◆ **The problem**
Using the records below, locate all lines containing "name" and return them.

(Figure content listings)
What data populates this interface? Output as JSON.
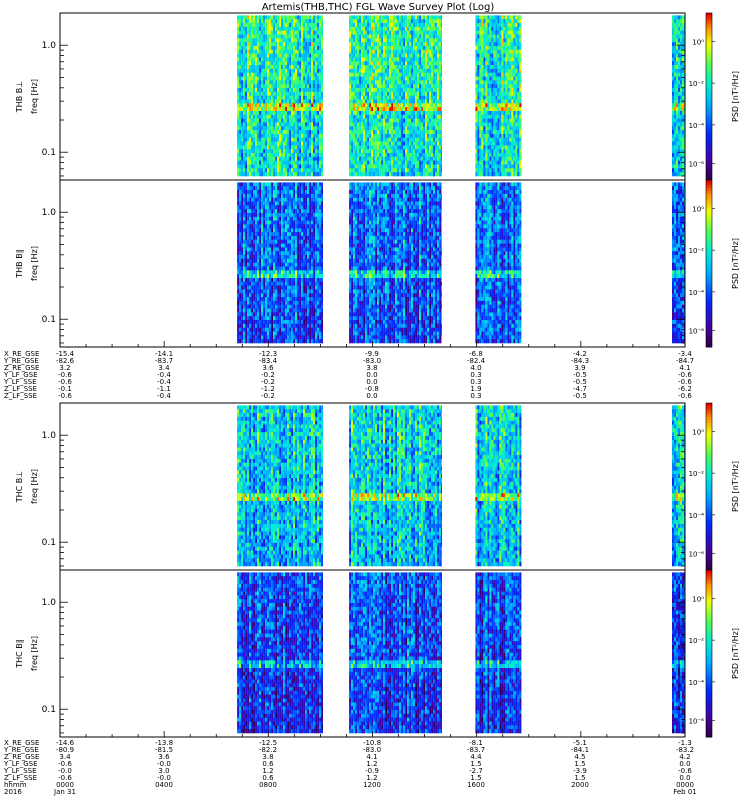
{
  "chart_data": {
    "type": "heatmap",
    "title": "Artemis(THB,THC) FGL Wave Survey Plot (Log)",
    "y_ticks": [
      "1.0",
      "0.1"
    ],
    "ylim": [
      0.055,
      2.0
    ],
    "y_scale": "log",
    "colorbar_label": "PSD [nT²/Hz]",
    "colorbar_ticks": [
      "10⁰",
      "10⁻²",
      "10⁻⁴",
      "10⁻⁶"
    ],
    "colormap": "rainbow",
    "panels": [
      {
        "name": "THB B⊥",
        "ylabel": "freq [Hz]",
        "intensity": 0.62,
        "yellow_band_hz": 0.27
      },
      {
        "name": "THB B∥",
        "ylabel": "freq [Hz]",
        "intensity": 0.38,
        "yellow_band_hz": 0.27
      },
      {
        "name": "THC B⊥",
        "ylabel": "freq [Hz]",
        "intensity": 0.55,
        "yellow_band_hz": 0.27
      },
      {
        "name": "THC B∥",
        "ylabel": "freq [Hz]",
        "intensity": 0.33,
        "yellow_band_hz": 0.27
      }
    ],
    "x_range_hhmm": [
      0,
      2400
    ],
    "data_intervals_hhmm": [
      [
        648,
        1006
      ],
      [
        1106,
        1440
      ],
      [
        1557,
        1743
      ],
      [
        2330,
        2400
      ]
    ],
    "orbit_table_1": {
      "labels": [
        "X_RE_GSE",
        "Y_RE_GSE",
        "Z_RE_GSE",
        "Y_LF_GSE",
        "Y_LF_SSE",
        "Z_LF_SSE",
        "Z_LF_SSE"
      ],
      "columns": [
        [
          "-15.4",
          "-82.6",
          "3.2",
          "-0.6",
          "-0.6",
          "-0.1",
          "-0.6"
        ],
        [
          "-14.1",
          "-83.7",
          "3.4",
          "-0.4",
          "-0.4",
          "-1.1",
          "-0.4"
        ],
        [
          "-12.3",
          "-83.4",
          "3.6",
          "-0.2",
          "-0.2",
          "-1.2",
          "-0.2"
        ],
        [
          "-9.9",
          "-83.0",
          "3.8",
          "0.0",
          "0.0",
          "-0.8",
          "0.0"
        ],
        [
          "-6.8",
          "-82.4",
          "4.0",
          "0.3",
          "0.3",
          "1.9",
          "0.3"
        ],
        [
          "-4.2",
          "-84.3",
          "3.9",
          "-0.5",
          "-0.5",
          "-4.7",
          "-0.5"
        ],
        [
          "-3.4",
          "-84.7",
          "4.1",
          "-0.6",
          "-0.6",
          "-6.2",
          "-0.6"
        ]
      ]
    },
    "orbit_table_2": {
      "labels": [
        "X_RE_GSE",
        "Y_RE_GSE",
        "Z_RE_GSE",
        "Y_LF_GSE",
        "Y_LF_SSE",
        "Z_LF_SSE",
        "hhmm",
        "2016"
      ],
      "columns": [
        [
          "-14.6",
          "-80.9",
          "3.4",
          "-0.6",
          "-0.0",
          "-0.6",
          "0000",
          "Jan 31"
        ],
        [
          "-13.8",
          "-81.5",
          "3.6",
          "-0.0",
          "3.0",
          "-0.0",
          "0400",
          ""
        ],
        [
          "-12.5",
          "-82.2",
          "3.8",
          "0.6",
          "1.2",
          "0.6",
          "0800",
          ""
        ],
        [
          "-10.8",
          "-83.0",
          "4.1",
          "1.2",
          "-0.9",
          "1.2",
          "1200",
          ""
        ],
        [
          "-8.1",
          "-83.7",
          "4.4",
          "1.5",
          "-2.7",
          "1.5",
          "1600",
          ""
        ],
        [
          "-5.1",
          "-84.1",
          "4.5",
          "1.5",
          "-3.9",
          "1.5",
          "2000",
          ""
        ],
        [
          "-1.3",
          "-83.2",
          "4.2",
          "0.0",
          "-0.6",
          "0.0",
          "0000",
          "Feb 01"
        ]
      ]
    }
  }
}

◆ **Answer to the problem**
        "name": "THB B⊥",
        "name": "THB B∥",
        "name": "THC B⊥",
        "name": "THC B∥",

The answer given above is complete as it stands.